Work to be completed
Scan the data below and report how many lines include the word "global". Nothing else is wanted.

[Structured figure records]
====================

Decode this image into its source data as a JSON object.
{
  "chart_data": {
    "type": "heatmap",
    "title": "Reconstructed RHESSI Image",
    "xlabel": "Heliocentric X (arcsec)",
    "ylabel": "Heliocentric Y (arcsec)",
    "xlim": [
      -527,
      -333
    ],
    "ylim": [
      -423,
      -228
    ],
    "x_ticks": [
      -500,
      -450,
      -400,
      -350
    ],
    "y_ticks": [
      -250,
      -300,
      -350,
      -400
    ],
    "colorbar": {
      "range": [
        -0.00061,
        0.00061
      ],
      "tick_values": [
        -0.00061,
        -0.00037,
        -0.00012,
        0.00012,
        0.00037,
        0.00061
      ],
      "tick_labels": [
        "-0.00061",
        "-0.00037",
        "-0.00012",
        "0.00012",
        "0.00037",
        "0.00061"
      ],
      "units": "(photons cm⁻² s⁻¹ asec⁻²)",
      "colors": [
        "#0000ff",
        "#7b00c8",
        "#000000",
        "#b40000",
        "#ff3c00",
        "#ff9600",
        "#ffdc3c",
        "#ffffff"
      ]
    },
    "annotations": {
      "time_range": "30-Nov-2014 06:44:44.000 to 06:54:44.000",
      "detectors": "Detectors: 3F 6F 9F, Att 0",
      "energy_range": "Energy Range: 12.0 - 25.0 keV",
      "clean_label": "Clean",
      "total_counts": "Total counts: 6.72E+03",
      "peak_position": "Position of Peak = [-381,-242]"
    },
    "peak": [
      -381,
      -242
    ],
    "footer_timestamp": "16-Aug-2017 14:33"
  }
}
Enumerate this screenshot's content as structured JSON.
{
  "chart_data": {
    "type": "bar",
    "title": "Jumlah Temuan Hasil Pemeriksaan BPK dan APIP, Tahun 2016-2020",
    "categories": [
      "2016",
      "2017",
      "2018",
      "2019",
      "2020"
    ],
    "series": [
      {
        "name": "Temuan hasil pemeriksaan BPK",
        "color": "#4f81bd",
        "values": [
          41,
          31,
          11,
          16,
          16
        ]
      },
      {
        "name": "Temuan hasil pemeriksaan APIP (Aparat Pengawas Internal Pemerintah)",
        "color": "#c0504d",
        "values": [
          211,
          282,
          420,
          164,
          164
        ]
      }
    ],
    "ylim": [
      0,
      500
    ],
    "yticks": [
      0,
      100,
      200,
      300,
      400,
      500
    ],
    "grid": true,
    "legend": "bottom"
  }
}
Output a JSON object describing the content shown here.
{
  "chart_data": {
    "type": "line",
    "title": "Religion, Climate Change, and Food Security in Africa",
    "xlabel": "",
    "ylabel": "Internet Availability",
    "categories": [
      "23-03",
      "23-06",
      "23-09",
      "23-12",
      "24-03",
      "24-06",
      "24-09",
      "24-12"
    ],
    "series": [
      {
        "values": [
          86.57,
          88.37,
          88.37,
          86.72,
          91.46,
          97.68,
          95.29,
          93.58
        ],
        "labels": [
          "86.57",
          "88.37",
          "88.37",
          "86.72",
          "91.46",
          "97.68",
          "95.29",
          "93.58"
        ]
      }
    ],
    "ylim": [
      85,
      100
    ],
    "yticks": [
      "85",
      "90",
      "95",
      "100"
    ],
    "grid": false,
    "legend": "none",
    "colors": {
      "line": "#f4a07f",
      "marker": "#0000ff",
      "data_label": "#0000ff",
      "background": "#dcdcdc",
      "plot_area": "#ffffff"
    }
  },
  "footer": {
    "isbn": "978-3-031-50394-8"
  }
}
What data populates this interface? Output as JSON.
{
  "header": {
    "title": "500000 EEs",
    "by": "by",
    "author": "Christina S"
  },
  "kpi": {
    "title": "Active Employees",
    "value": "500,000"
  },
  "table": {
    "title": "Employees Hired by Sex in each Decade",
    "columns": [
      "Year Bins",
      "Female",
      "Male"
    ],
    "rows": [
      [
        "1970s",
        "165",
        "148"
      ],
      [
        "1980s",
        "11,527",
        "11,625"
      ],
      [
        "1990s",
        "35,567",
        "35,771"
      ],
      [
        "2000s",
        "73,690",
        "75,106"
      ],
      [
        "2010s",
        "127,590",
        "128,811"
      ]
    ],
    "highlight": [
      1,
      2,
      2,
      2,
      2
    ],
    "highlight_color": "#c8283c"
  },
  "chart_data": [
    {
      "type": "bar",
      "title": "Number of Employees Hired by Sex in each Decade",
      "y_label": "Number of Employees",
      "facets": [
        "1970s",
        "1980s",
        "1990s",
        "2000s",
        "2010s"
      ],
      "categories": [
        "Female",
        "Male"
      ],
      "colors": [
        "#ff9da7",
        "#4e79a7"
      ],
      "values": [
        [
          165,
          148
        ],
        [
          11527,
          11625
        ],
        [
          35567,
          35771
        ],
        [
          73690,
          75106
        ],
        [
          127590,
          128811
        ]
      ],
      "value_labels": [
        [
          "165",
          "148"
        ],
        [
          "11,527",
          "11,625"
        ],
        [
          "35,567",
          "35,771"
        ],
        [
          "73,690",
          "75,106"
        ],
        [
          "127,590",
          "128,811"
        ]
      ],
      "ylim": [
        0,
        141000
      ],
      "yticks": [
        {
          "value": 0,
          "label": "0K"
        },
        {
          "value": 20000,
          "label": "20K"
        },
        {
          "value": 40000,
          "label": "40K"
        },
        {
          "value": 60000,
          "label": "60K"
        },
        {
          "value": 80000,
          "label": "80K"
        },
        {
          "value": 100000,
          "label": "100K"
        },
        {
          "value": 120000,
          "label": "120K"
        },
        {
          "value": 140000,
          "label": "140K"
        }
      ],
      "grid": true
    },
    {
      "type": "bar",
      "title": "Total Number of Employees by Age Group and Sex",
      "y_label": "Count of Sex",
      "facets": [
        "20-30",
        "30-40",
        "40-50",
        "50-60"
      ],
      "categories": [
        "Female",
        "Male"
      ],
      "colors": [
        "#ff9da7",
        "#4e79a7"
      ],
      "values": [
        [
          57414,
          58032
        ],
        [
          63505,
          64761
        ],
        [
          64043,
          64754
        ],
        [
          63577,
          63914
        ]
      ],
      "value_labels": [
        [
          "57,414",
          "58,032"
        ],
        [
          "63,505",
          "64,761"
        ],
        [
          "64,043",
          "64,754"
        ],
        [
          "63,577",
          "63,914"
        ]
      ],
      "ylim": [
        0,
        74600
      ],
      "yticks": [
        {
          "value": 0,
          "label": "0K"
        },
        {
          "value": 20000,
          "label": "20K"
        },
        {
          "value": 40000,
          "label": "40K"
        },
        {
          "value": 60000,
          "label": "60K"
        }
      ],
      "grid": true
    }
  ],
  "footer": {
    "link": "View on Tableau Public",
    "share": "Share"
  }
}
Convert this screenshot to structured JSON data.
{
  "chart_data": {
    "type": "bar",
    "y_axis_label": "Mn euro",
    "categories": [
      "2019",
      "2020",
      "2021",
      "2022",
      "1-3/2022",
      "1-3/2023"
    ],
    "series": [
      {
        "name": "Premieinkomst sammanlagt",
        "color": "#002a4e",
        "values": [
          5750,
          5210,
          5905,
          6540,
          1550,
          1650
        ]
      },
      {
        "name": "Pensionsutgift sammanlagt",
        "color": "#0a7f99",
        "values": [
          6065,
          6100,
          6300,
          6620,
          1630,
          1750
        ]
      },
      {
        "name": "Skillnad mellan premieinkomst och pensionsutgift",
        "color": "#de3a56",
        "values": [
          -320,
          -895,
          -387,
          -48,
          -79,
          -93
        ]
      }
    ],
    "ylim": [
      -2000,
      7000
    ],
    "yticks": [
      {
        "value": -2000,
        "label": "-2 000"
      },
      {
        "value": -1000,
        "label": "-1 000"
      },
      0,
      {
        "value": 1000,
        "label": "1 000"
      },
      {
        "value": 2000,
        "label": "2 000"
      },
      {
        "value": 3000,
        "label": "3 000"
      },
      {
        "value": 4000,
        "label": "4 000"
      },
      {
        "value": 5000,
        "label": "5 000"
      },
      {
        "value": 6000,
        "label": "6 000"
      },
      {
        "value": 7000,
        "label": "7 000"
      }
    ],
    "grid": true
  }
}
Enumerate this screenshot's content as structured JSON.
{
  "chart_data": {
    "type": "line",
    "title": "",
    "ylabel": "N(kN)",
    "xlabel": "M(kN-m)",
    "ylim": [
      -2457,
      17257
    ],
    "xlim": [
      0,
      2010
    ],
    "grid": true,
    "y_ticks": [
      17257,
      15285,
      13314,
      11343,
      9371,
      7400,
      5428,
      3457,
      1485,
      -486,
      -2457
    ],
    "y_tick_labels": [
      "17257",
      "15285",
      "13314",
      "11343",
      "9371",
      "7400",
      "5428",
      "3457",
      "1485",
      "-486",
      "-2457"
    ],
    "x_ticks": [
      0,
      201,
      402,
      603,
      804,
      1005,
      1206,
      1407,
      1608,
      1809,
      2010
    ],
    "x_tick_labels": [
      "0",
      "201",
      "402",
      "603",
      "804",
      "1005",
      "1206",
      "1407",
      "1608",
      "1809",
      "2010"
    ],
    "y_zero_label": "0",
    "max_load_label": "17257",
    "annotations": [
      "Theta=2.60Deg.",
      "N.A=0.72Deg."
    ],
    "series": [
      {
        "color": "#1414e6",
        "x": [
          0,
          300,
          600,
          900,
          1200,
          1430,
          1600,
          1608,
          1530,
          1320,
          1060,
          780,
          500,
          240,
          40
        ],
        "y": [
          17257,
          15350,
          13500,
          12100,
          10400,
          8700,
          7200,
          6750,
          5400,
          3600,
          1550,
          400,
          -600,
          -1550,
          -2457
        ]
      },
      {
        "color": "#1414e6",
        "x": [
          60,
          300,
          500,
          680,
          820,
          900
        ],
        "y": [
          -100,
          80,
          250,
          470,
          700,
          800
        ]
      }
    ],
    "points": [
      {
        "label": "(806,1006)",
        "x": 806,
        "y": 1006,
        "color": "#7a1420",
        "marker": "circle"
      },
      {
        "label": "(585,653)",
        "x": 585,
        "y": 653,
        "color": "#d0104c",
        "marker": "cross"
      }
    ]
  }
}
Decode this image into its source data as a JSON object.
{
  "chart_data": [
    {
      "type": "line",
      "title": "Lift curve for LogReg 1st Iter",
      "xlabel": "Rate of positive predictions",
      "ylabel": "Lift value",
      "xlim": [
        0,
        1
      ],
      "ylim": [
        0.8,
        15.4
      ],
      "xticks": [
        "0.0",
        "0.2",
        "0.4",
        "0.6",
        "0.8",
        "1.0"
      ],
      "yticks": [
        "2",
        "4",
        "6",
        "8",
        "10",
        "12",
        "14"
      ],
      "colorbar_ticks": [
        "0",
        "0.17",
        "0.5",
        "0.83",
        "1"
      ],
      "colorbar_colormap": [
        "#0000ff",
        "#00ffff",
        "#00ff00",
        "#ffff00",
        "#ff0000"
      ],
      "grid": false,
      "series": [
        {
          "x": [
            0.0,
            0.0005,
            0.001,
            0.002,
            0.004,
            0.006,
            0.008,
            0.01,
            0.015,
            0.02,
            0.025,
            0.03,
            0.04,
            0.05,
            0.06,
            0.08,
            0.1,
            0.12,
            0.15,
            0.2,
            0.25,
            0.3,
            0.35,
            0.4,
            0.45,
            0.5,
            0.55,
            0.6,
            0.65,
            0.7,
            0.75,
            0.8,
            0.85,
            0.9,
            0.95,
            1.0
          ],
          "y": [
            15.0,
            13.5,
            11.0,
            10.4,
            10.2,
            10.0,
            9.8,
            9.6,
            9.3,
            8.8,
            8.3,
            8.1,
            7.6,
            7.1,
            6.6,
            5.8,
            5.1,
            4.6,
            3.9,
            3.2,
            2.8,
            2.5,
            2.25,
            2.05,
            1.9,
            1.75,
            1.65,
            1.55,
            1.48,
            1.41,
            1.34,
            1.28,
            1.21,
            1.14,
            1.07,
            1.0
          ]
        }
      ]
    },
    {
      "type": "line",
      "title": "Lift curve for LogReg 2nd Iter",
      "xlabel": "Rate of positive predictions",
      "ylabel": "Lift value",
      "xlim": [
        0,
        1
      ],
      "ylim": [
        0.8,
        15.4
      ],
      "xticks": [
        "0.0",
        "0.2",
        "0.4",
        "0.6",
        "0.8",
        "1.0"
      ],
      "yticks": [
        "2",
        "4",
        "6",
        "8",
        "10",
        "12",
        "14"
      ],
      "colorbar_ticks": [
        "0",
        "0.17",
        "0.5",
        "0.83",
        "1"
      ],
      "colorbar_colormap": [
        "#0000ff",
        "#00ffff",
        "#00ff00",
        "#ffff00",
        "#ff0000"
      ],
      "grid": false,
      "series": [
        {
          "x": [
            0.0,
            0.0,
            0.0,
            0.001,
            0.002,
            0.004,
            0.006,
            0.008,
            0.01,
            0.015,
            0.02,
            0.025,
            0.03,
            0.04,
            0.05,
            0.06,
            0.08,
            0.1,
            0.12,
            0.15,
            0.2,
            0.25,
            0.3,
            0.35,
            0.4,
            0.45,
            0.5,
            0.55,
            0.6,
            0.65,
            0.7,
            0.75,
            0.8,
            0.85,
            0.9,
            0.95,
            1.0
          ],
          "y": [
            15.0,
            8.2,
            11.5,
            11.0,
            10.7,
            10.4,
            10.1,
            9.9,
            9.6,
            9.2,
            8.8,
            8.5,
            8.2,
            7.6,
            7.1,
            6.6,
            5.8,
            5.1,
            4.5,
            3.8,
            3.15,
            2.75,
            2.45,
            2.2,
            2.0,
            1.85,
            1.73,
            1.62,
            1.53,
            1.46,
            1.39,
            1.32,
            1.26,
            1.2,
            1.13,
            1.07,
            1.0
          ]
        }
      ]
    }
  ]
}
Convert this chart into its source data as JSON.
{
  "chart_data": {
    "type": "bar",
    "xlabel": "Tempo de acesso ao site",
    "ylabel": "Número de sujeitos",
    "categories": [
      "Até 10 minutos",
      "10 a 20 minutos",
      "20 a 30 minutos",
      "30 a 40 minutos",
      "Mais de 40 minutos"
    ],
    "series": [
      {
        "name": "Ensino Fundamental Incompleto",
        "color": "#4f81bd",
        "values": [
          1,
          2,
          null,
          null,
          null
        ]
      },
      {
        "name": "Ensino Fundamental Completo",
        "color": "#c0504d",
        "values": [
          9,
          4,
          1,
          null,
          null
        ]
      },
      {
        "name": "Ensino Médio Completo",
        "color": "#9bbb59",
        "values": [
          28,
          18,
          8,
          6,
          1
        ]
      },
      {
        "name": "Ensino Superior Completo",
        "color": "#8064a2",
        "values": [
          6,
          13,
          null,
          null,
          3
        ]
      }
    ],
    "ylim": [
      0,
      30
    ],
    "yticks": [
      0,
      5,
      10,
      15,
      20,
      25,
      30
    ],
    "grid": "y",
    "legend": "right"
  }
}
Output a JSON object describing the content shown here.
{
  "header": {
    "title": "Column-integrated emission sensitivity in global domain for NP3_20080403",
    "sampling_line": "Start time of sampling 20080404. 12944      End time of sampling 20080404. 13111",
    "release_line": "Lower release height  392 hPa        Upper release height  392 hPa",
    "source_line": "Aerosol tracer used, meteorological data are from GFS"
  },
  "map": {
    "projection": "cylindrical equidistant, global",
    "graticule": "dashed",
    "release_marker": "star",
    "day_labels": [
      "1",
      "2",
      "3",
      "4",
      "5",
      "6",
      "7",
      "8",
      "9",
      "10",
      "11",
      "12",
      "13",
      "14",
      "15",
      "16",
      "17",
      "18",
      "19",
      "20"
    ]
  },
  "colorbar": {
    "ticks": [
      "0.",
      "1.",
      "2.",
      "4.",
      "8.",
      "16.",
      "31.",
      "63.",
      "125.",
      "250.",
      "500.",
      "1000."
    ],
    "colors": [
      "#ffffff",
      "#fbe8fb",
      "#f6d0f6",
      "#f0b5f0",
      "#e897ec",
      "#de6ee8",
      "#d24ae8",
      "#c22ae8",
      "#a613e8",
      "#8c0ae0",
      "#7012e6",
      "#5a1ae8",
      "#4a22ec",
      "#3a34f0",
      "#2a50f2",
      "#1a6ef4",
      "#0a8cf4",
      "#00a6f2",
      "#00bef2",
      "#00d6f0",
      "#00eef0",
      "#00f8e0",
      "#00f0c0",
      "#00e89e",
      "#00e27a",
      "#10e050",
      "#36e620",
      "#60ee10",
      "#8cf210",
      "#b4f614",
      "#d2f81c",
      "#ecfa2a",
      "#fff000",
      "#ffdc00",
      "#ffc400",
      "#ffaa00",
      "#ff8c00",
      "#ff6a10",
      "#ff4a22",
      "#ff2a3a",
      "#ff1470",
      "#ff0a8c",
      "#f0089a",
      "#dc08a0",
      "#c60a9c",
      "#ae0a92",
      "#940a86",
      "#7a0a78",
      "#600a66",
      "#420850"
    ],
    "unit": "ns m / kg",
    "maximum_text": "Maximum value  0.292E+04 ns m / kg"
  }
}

====================

Task response
2